Jeremy Corbyn’s victory will revolutionise British politics – with severe ramifications for Europe.

Jeremy Corbyn speaks at 70th anniversary of Hiroshima ceremony. Peter Marshall/Demotix. All rights reserved.In their opera Iolanthe, English playwrights Gilbert and Sullivan provided a tongue-in-cheek explanation of how British party politics work:

When in that House MPs divide,

If theyve got a brain and cerebellum too,

Theyve got to leave that brain outside,

And vote just as their leaders tell 'em to

Those lines may be more than 130 years old but they ring truer than ever. For British politics, just like all other politics, is made by the party leaders and their whips. In the Houses of Parliament, defiance is not a virtue but usually the quickest way to the backbenches.

Jeremy Corbyn spent many years among Labour’s “rank and file”; now he leads the party. How could Labour’s most notorious rebel become the party’s weapon of choice against David Cameron? How did he gather almost 60% of the votes, dwarfing even the mandate for Tony Blair in 1994, despite defying his party’s line on roughly 25% of all votes over the last 10 years?

The answer is simple: he is Labour’s last resort. If the general election proved anything, it is that even an unpopular Conservative Party, led by a highly disputed Prime Minister, can rack up a landslide victory against a Socialist Party that has long forgotten what its core values and priorities ought to be.

Margaret Thatcher famously called Tony Blair and New Labour her greatest achievement, implying that the party was emulating the Tories and neglecting its principal electorate: working-class Britain. The policies of the Blair governments were no break from Thatcher and Major but a mere extension of their policies by other means.

Corbyn doesn’t plan on rectifying this with some fine-tuning, he will rectify it with the sledgehammer: renationalising the national railways and energy sector, abolishing tuition fees that have skyrocketed over the years and fighting tax evasion at home and abroad are only a few of the actions that Labour’s new leader has proposed.

Although these measures are a very long way from implementation (if they ever will be), they are already symbolic of a far greater project Corbyn envisages: the return of class politics.

Corbyn is the anti-politician. He is neither slick, nor charismatic. He is authentic. All that makes him the complete opposite of David Cameron and that could be his greatest asset. By putting together a Shadow Cabinet that – for the first time in history! – includes more women than men, Corbyn is likely to do well with the female electorate (not exactly Cameron’s strong point) and to prove that his promises of equality are more than just lip service.

The real touchstone of his leadership, however, will not be a domestic issue but the future of UK-EU relations. With the referendum approaching, Corbyn will find himself in a difficult position and will have to prove Britain that he is fit to lead.

The relationship between the UK and Europe is a messy one; it always has been. No party leader has yet found a way to successfully mediate between a largely eurosceptical British electorate and a European Union that grows increasingly disenchanted with the United Kingdom.

LISTING -

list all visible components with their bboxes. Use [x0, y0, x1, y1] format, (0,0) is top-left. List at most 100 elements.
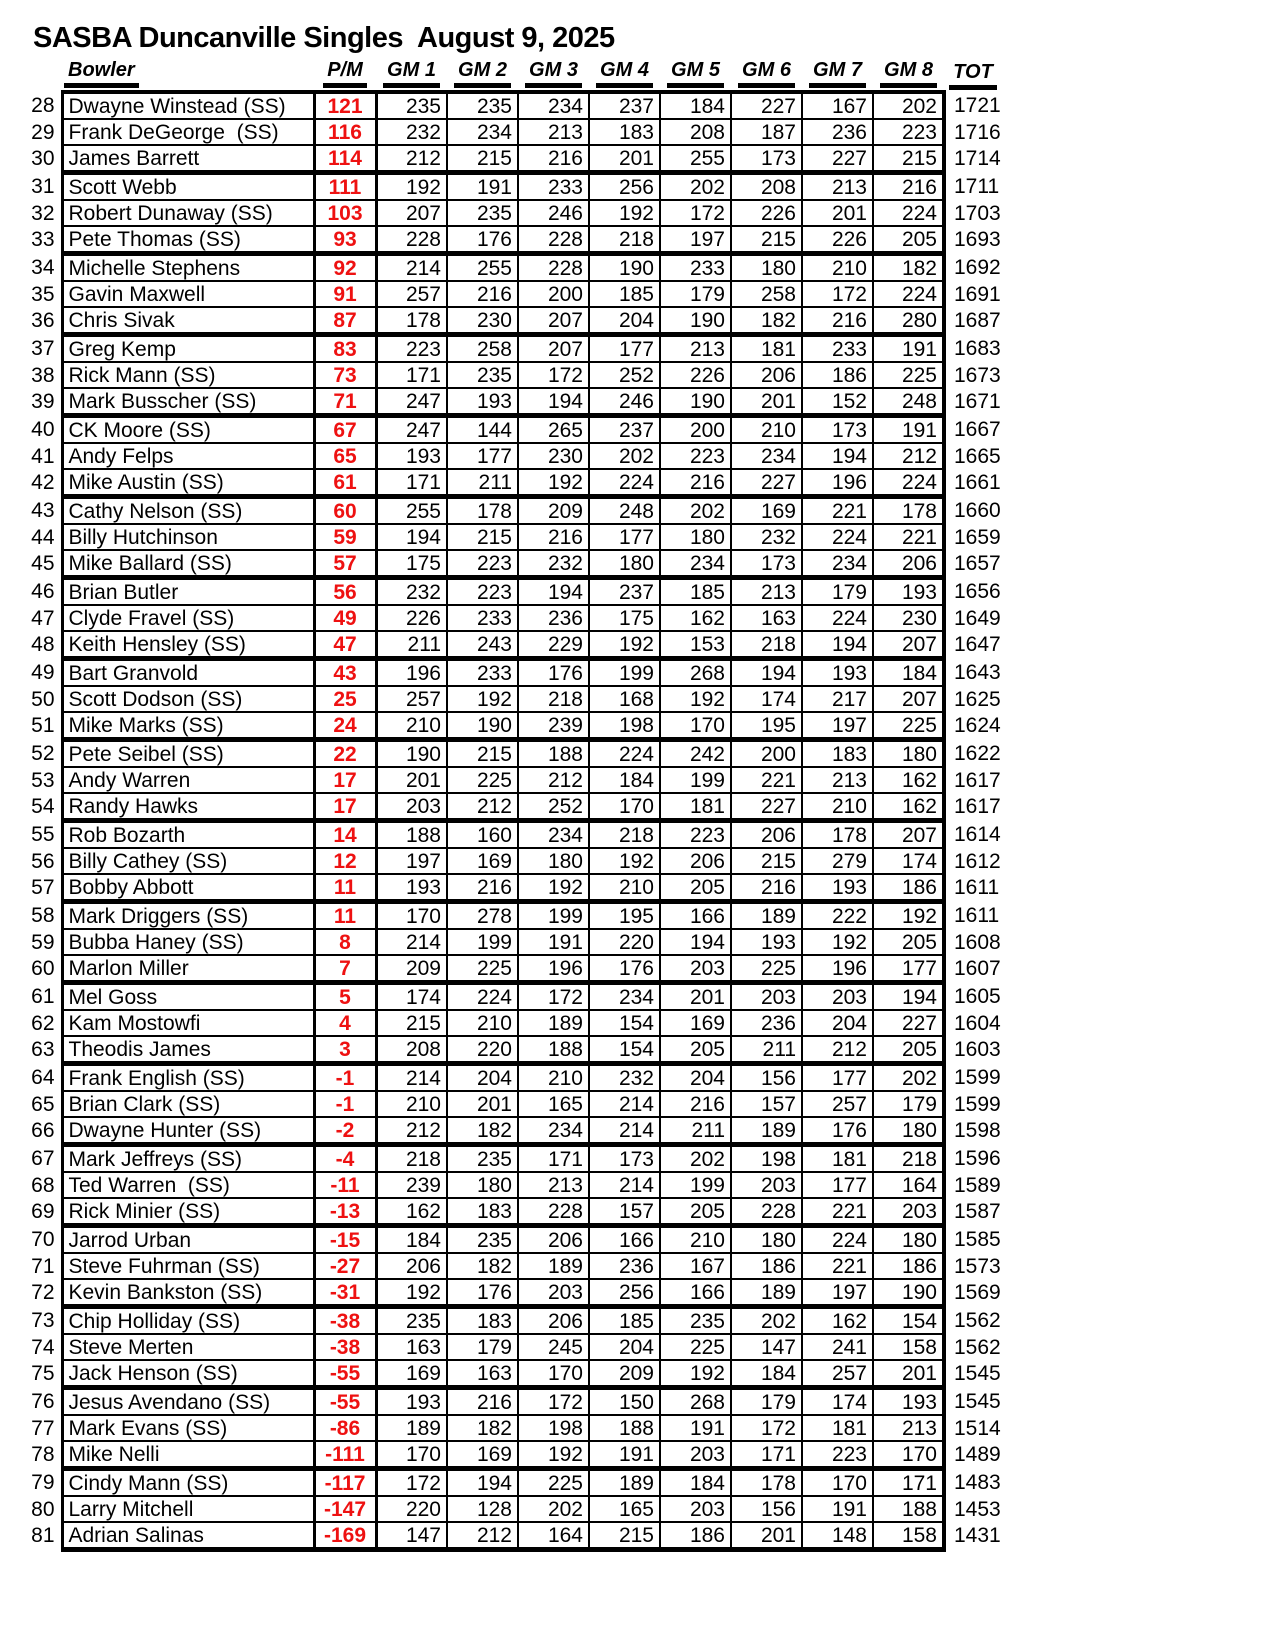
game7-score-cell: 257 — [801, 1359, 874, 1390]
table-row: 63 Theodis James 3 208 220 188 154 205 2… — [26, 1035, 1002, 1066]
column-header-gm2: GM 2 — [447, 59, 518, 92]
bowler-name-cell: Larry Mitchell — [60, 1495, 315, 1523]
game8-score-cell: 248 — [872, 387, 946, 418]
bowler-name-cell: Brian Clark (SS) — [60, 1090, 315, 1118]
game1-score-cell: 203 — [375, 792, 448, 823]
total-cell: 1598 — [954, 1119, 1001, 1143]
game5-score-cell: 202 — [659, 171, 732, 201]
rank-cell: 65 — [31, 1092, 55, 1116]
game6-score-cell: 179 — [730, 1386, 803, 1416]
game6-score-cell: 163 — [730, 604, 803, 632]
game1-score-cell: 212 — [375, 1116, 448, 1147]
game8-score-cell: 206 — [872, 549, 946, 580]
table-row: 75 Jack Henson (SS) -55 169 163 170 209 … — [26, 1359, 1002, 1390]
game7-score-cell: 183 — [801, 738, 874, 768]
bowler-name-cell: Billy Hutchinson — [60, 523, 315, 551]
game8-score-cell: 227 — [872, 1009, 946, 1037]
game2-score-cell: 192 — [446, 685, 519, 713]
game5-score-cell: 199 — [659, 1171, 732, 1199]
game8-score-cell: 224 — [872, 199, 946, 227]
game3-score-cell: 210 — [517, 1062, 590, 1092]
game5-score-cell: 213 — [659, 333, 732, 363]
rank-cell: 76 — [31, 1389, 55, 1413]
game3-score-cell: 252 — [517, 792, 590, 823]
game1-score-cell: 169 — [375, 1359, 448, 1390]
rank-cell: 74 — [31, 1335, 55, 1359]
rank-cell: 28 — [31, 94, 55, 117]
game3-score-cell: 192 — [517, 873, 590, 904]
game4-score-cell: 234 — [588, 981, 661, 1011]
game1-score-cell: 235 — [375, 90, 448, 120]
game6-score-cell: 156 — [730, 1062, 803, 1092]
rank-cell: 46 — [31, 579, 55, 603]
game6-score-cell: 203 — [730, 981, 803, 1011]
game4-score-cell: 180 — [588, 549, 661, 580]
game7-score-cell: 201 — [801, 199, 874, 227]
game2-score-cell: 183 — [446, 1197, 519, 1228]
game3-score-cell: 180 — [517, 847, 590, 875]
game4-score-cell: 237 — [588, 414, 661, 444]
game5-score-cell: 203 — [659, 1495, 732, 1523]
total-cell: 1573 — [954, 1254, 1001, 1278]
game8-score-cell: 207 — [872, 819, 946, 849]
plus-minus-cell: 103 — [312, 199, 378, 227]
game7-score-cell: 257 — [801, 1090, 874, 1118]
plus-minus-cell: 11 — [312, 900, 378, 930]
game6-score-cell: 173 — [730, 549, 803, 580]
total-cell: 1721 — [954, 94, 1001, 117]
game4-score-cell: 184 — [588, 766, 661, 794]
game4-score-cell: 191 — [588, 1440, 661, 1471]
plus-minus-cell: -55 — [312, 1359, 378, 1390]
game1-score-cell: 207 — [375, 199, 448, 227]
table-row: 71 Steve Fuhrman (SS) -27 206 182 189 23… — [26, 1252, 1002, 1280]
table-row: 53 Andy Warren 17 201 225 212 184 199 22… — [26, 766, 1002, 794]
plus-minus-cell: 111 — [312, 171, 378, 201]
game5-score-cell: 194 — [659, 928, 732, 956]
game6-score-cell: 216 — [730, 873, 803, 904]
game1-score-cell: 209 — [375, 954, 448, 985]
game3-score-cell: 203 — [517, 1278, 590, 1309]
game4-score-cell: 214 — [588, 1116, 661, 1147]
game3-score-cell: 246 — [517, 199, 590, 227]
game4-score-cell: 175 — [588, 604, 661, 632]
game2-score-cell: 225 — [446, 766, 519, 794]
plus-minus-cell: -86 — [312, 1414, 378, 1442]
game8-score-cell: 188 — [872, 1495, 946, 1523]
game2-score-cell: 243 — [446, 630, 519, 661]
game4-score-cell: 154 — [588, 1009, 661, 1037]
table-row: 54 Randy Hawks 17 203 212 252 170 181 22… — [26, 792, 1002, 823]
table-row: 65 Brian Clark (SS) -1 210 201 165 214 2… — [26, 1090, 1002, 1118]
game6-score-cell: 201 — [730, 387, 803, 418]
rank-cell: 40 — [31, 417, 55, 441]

STATED GOAL -
Alter the part of the Corbyn article that opens with the words containing "If theyve got" and closes with "last 10 years?", and give it again with "backbenches" replaced by "sidelines". The listing above has no role in this exercise.

EXERCISE RESPONSE -
If theyve got a brain and cerebellum too,

Theyve got to leave that brain outside,

And vote just as their leaders tell 'em to

Those lines may be more than 130 years old but they ring truer than ever. For British politics, just like all other politics, is made by the party leaders and their whips. In the Houses of Parliament, defiance is not a virtue but usually the quickest way to the sidelines.

Jeremy Corbyn spent many years among Labour’s “rank and file”; now he leads the party. How could Labour’s most notorious rebel become the party’s weapon of choice against David Cameron? How did he gather almost 60% of the votes, dwarfing even the mandate for Tony Blair in 1994, despite defying his party’s line on roughly 25% of all votes over the last 10 years?